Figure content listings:
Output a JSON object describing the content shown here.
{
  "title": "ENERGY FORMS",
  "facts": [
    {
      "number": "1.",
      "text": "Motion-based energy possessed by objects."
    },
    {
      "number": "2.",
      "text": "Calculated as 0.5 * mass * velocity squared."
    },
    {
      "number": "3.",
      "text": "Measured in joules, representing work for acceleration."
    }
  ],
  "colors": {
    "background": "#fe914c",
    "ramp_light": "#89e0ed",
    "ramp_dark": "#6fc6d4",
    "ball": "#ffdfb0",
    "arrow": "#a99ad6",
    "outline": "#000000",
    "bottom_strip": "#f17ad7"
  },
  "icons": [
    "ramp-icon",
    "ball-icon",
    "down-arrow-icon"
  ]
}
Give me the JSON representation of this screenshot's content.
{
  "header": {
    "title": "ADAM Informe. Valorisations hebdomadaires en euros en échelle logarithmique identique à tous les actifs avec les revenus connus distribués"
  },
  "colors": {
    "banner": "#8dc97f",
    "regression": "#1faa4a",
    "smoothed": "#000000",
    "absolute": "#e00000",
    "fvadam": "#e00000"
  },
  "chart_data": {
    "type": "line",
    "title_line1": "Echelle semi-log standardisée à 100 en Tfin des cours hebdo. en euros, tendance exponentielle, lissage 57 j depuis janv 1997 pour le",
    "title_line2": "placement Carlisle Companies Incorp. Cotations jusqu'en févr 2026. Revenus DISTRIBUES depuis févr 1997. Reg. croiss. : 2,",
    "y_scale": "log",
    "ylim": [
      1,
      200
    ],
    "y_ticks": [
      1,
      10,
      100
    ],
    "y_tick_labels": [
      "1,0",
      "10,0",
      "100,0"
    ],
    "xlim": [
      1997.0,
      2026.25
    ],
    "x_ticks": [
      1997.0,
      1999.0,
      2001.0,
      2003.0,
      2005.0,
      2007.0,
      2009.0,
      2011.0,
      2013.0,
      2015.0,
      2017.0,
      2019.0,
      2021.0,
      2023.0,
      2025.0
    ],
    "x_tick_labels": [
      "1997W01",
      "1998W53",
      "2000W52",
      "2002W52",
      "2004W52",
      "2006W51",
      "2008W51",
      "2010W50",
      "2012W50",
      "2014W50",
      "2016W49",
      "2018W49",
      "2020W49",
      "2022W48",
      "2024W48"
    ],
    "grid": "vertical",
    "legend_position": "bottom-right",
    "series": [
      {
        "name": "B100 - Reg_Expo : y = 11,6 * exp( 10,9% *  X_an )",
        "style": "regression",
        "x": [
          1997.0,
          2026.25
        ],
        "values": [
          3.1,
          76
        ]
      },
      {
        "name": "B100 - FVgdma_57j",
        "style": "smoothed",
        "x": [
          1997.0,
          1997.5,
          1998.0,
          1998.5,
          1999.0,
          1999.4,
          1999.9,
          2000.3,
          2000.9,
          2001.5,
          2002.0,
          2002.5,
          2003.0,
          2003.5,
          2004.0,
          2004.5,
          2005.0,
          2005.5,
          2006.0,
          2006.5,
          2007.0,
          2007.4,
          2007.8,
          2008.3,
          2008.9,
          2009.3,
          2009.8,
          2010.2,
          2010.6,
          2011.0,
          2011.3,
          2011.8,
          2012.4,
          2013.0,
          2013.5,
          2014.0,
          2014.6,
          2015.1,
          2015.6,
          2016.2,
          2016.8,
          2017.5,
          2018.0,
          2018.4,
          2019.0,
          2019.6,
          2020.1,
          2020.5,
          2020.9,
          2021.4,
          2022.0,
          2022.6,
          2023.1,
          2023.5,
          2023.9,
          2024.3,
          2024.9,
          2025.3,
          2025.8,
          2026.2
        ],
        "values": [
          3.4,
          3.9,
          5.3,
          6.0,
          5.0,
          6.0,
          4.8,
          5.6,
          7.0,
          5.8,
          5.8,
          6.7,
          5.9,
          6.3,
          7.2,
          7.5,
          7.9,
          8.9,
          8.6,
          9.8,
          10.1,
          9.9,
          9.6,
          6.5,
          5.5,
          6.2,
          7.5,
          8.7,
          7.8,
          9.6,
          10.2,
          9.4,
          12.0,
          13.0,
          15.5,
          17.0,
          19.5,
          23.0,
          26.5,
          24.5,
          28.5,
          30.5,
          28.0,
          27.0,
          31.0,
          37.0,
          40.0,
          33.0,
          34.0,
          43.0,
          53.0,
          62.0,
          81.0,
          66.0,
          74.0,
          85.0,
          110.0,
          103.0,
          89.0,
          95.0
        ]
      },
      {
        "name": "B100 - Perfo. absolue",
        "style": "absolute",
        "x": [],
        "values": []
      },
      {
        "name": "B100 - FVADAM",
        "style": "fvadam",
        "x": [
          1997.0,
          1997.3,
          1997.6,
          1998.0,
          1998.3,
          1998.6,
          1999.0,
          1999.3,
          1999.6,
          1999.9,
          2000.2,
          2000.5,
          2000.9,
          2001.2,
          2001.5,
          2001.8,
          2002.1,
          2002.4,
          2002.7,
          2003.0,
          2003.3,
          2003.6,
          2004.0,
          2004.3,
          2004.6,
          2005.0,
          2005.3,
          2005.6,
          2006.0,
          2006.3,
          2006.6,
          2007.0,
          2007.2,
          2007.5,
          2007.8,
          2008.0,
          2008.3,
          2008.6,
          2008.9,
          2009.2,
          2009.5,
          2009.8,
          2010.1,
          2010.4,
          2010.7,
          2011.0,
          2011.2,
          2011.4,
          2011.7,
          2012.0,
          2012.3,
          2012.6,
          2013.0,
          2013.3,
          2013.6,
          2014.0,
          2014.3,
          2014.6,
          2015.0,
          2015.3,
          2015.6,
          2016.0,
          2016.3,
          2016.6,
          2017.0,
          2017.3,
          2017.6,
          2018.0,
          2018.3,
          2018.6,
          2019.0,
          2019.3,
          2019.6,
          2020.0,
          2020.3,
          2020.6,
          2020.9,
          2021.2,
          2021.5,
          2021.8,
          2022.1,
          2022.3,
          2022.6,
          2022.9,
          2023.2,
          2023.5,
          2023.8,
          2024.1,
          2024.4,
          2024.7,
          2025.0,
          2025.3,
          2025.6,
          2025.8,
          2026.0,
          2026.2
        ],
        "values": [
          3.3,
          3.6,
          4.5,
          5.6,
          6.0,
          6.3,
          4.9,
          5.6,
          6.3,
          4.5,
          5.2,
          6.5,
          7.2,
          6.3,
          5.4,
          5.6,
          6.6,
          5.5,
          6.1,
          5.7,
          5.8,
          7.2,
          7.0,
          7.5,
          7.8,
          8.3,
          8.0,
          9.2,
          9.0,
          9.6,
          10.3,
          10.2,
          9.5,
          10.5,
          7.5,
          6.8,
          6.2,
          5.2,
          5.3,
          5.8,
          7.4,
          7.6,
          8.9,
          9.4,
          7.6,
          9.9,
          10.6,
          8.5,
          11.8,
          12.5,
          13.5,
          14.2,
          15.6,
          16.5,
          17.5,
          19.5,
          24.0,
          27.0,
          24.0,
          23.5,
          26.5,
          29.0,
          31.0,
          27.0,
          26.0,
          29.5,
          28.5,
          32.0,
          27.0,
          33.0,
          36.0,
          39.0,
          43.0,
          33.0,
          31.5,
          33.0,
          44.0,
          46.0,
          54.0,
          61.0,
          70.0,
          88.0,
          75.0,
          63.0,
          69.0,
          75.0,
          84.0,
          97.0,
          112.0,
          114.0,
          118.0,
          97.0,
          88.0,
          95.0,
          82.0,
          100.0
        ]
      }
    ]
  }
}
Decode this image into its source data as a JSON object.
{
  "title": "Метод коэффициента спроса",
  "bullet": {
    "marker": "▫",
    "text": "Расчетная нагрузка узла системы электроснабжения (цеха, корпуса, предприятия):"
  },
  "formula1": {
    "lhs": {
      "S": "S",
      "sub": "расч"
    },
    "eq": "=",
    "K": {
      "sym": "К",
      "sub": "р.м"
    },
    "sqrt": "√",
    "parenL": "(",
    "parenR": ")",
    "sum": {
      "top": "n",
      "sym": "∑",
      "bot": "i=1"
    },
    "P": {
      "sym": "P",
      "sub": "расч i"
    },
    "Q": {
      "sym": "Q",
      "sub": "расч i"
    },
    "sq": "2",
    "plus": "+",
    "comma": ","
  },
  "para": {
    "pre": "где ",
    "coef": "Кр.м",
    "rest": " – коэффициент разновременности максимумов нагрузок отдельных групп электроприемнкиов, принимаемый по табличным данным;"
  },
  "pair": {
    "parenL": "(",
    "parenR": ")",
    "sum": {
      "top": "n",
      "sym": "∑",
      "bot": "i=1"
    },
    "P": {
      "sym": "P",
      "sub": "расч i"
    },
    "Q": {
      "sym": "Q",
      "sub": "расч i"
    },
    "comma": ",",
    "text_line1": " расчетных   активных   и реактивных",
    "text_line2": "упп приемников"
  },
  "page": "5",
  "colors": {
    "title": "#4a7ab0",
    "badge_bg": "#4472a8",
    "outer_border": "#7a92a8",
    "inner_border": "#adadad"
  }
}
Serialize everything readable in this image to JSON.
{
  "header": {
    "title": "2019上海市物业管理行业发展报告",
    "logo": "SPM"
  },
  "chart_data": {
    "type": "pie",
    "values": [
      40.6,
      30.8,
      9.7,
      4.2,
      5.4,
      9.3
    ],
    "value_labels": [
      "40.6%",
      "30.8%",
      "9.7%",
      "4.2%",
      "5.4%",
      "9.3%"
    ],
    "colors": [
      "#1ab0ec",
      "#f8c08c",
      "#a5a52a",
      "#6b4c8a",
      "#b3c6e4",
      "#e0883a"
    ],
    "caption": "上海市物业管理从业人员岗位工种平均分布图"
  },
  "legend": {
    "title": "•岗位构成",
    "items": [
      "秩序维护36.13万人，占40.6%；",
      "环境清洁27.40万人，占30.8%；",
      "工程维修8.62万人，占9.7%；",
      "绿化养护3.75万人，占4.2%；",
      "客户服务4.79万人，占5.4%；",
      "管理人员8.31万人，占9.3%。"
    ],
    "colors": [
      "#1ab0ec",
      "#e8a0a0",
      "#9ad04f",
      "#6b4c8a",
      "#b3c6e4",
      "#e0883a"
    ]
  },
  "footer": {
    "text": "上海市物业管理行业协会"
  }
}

(THE PROBLEM)
Scan the listing above and identify each line holding the string "JSON"; copy every such line.

(RESPONSE BELOW)
Output a JSON object describing the content shown here.
Give me the JSON representation of this screenshot's content.
Decode this image into its source data as a JSON object.
Serialize everything readable in this image to JSON.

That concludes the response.